**Instructions for the task:** Make an exact copy of all the entries below, with the pictures left out.

(Extracted records)
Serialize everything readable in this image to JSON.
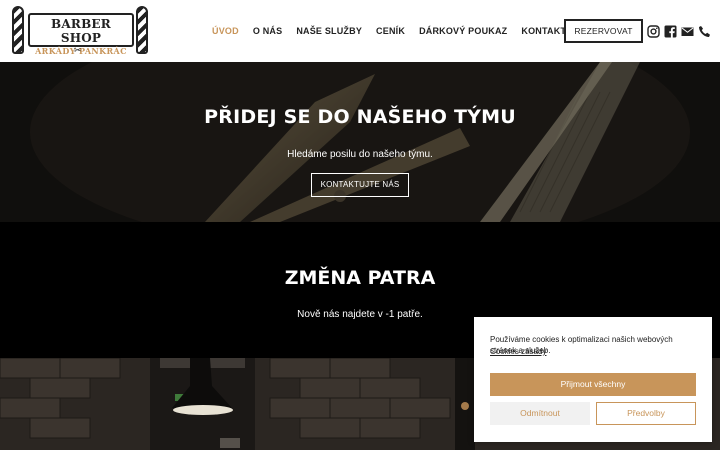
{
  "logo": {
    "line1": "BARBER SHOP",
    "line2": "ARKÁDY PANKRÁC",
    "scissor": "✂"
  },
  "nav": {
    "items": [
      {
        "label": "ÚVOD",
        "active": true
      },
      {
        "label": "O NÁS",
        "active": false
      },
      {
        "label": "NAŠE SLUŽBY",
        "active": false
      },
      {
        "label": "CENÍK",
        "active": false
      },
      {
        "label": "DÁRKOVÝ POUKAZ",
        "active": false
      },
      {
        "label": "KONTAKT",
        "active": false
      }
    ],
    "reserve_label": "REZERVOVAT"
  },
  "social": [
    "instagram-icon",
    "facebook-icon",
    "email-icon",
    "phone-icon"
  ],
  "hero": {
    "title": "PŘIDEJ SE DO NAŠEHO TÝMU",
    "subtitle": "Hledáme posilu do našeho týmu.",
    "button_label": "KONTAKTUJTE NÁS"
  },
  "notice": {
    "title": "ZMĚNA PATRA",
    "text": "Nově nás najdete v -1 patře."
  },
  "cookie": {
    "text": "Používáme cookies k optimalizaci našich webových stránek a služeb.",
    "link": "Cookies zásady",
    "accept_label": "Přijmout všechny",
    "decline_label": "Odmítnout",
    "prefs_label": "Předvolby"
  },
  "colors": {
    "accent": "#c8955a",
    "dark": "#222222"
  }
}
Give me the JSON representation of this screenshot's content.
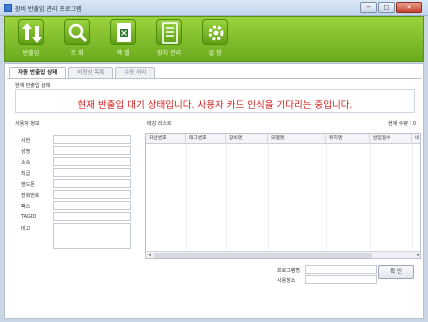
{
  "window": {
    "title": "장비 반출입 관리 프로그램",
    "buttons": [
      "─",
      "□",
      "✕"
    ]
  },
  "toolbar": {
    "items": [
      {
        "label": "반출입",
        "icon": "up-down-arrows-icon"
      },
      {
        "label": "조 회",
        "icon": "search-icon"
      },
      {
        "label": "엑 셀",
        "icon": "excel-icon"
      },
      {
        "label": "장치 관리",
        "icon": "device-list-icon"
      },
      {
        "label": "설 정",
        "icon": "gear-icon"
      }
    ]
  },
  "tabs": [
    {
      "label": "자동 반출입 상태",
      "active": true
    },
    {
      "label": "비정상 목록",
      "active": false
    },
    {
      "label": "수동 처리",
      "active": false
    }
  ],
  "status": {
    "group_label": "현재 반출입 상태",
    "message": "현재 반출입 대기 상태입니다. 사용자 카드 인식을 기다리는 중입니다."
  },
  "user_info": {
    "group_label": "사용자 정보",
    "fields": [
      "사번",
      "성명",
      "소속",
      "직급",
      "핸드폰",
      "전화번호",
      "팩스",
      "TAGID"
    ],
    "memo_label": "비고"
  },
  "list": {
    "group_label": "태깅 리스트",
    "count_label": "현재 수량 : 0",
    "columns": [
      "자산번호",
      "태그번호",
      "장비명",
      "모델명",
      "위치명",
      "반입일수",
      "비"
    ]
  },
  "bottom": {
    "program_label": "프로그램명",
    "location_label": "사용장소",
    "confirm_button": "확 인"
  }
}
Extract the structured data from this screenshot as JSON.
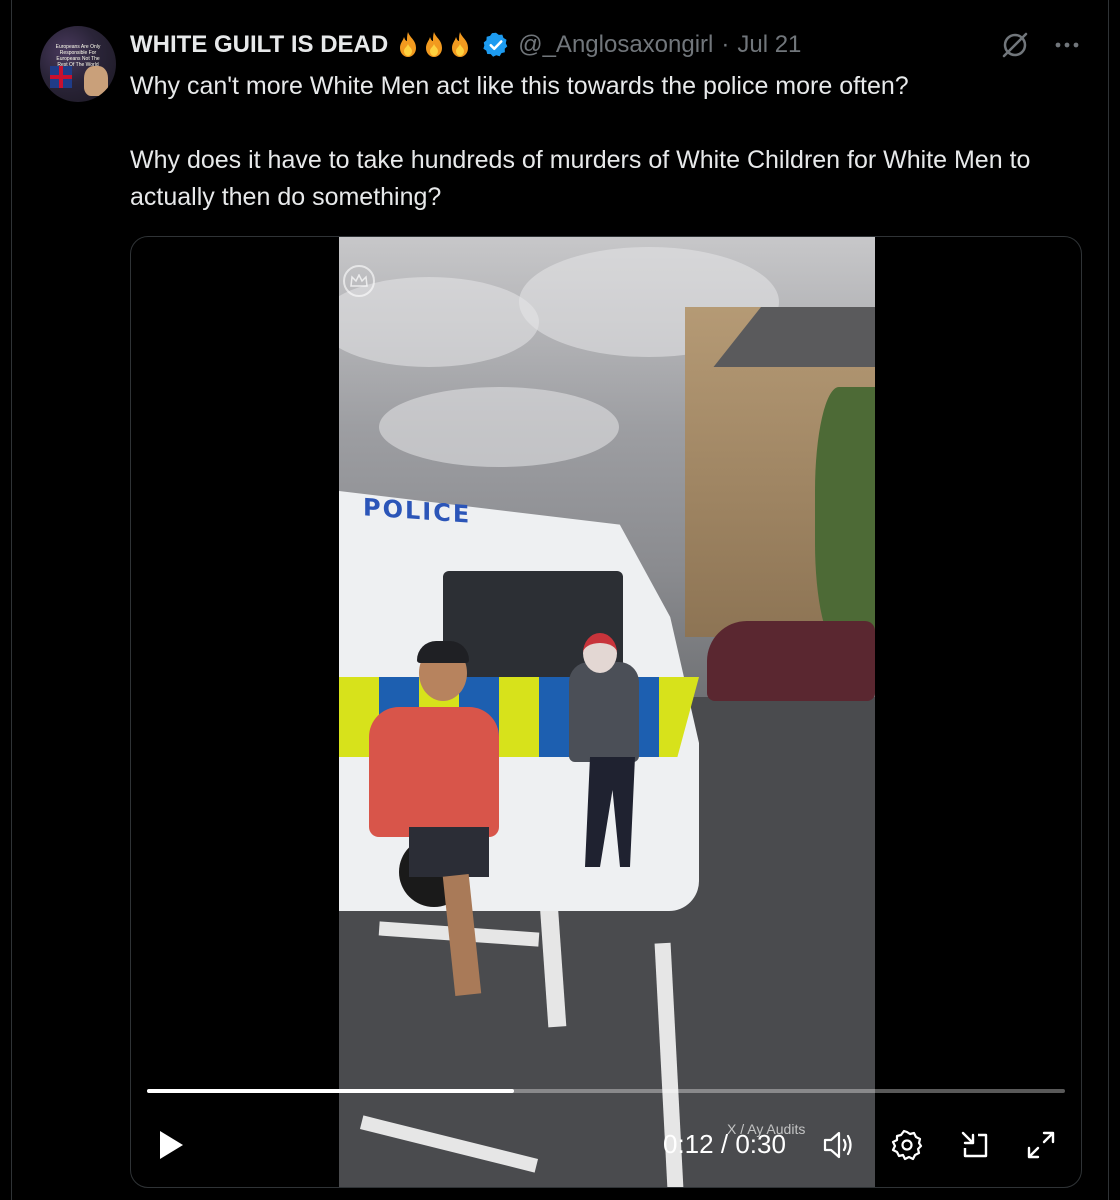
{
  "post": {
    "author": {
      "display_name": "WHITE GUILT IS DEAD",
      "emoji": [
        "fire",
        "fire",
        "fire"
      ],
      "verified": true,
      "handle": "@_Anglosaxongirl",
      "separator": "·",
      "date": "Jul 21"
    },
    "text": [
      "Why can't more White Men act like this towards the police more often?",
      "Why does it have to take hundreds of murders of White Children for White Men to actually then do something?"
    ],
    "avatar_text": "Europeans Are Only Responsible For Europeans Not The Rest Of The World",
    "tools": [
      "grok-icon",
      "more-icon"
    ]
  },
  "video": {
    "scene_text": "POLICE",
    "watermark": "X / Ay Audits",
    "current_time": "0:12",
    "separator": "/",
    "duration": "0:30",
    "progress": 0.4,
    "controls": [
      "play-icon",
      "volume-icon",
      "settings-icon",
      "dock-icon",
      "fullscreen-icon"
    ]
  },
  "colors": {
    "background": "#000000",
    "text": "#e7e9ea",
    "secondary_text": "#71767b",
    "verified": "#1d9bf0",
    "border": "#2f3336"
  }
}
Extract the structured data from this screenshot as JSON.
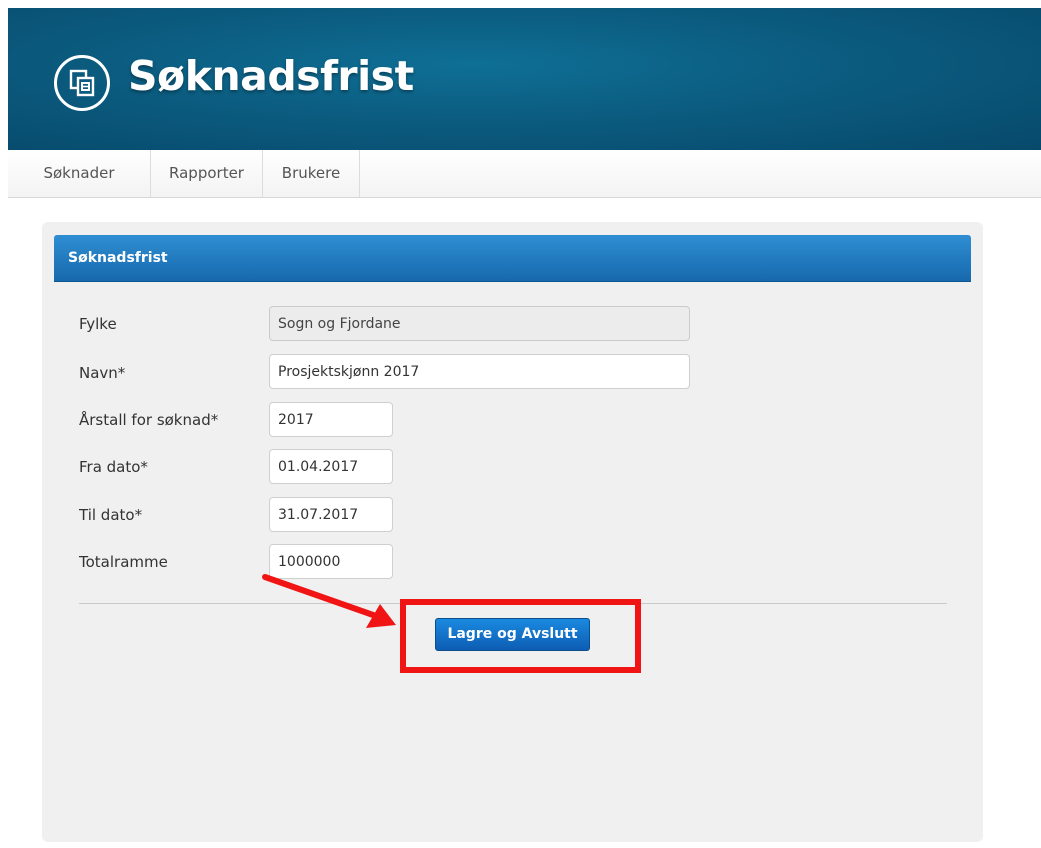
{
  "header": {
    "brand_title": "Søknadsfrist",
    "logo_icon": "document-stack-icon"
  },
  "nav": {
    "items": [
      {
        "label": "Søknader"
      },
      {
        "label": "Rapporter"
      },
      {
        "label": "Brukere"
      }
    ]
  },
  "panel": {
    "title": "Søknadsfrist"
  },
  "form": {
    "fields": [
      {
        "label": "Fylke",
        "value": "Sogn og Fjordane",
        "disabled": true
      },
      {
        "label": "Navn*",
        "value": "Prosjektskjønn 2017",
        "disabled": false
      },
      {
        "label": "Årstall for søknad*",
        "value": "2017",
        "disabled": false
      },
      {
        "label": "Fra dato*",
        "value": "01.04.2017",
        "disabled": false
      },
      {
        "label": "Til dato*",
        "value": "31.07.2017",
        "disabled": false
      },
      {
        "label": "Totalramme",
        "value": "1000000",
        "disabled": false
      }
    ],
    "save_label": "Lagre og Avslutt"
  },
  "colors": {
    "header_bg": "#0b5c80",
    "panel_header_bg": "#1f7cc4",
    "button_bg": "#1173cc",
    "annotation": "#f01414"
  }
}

**Solved exercise:**
Serialize everything readable in this image to JSON.
{
  "logo": {
    "line1": "BARBER SHOP",
    "line2": "ARKÁDY PANKRÁC",
    "scissor": "✂"
  },
  "nav": {
    "items": [
      {
        "label": "ÚVOD",
        "active": true
      },
      {
        "label": "O NÁS",
        "active": false
      },
      {
        "label": "NAŠE SLUŽBY",
        "active": false
      },
      {
        "label": "CENÍK",
        "active": false
      },
      {
        "label": "DÁRKOVÝ POUKAZ",
        "active": false
      },
      {
        "label": "KONTAKT",
        "active": false
      }
    ],
    "reserve_label": "REZERVOVAT"
  },
  "social": [
    "instagram-icon",
    "facebook-icon",
    "email-icon",
    "phone-icon"
  ],
  "hero": {
    "title": "PŘIDEJ SE DO NAŠEHO TÝMU",
    "subtitle": "Hledáme posilu do našeho týmu.",
    "button_label": "KONTAKTUJTE NÁS"
  },
  "notice": {
    "title": "ZMĚNA PATRA",
    "text": "Nově nás najdete v -1 patře."
  },
  "cookie": {
    "text": "Používáme cookies k optimalizaci našich webových stránek a služeb.",
    "link": "Cookies zásady",
    "accept_label": "Přijmout všechny",
    "decline_label": "Odmítnout",
    "prefs_label": "Předvolby"
  },
  "colors": {
    "accent": "#c8955a",
    "dark": "#222222"
  }
}
Give me the JSON representation of this screenshot's content.
{
  "window": {
    "title": "장비 반출입 관리 프로그램",
    "buttons": [
      "─",
      "□",
      "✕"
    ]
  },
  "toolbar": {
    "items": [
      {
        "label": "반출입",
        "icon": "up-down-arrows-icon"
      },
      {
        "label": "조 회",
        "icon": "search-icon"
      },
      {
        "label": "엑 셀",
        "icon": "excel-icon"
      },
      {
        "label": "장치 관리",
        "icon": "device-list-icon"
      },
      {
        "label": "설 정",
        "icon": "gear-icon"
      }
    ]
  },
  "tabs": [
    {
      "label": "자동 반출입 상태",
      "active": true
    },
    {
      "label": "비정상 목록",
      "active": false
    },
    {
      "label": "수동 처리",
      "active": false
    }
  ],
  "status": {
    "group_label": "현재 반출입 상태",
    "message": "현재 반출입 대기 상태입니다. 사용자 카드 인식을 기다리는 중입니다."
  },
  "user_info": {
    "group_label": "사용자 정보",
    "fields": [
      "사번",
      "성명",
      "소속",
      "직급",
      "핸드폰",
      "전화번호",
      "팩스",
      "TAGID"
    ],
    "memo_label": "비고"
  },
  "list": {
    "group_label": "태깅 리스트",
    "count_label": "현재 수량 : 0",
    "columns": [
      "자산번호",
      "태그번호",
      "장비명",
      "모델명",
      "위치명",
      "반입일수",
      "비"
    ]
  },
  "bottom": {
    "program_label": "프로그램명",
    "location_label": "사용장소",
    "confirm_button": "확 인"
  }
}
Extract the structured data from this screenshot as JSON.
{
  "post": {
    "author": {
      "display_name": "WHITE GUILT IS DEAD",
      "emoji": [
        "fire",
        "fire",
        "fire"
      ],
      "verified": true,
      "handle": "@_Anglosaxongirl",
      "separator": "·",
      "date": "Jul 21"
    },
    "text": [
      "Why can't more White Men act like this towards the police more often?",
      "Why does it have to take hundreds of murders of White Children for White Men to actually then do something?"
    ],
    "avatar_text": "Europeans Are Only Responsible For Europeans Not The Rest Of The World",
    "tools": [
      "grok-icon",
      "more-icon"
    ]
  },
  "video": {
    "scene_text": "POLICE",
    "watermark": "X / Ay Audits",
    "current_time": "0:12",
    "separator": "/",
    "duration": "0:30",
    "progress": 0.4,
    "controls": [
      "play-icon",
      "volume-icon",
      "settings-icon",
      "dock-icon",
      "fullscreen-icon"
    ]
  },
  "colors": {
    "background": "#000000",
    "text": "#e7e9ea",
    "secondary_text": "#71767b",
    "verified": "#1d9bf0",
    "border": "#2f3336"
  }
}
Extract the structured data from this screenshot as JSON.
{
  "header": {
    "brand_title": "Søknadsfrist",
    "logo_icon": "document-stack-icon"
  },
  "nav": {
    "items": [
      {
        "label": "Søknader"
      },
      {
        "label": "Rapporter"
      },
      {
        "label": "Brukere"
      }
    ]
  },
  "panel": {
    "title": "Søknadsfrist"
  },
  "form": {
    "fields": [
      {
        "label": "Fylke",
        "value": "Sogn og Fjordane",
        "disabled": true
      },
      {
        "label": "Navn*",
        "value": "Prosjektskjønn 2017",
        "disabled": false
      },
      {
        "label": "Årstall for søknad*",
        "value": "2017",
        "disabled": false
      },
      {
        "label": "Fra dato*",
        "value": "01.04.2017",
        "disabled": false
      },
      {
        "label": "Til dato*",
        "value": "31.07.2017",
        "disabled": false
      },
      {
        "label": "Totalramme",
        "value": "1000000",
        "disabled": false
      }
    ],
    "save_label": "Lagre og Avslutt"
  },
  "colors": {
    "header_bg": "#0b5c80",
    "panel_header_bg": "#1f7cc4",
    "button_bg": "#1173cc",
    "annotation": "#f01414"
  }
}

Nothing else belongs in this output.